Given data:
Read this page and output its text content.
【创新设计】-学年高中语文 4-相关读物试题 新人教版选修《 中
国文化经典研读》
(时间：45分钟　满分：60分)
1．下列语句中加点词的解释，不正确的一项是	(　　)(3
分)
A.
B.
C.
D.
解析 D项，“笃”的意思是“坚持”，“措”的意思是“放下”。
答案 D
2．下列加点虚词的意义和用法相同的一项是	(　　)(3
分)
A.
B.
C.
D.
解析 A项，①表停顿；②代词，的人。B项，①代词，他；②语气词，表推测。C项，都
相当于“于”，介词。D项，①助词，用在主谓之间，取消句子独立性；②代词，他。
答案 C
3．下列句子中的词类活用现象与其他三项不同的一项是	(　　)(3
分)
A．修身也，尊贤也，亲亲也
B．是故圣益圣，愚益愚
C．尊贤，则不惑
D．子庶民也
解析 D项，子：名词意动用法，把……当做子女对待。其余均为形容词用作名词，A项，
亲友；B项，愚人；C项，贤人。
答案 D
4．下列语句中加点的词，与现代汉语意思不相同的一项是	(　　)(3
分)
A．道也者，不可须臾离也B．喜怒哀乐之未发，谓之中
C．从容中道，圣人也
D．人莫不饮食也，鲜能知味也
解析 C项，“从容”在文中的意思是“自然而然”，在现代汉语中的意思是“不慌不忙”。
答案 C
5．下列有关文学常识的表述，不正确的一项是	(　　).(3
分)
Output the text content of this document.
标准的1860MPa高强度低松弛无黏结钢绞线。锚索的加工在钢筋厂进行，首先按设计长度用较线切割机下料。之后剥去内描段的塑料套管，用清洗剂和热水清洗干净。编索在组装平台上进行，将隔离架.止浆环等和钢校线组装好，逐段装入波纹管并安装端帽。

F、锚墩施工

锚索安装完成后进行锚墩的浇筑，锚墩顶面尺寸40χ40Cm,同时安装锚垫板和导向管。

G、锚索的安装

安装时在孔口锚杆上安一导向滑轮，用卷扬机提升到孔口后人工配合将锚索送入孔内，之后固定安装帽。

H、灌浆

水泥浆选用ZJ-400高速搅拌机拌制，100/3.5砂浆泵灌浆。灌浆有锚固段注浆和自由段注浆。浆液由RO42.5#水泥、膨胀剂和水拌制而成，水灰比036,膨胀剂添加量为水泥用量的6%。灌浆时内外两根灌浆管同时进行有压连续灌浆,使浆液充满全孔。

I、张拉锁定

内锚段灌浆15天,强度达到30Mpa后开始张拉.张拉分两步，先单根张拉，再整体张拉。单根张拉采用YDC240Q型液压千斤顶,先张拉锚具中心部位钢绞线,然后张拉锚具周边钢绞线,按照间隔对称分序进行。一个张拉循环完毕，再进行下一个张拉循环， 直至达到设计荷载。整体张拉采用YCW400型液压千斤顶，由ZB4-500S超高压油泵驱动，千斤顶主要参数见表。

Exercise aim: From the entries above, select each line containing the string "this".

Worked answer:
Read this page and output its text content.
Output the text content of this document.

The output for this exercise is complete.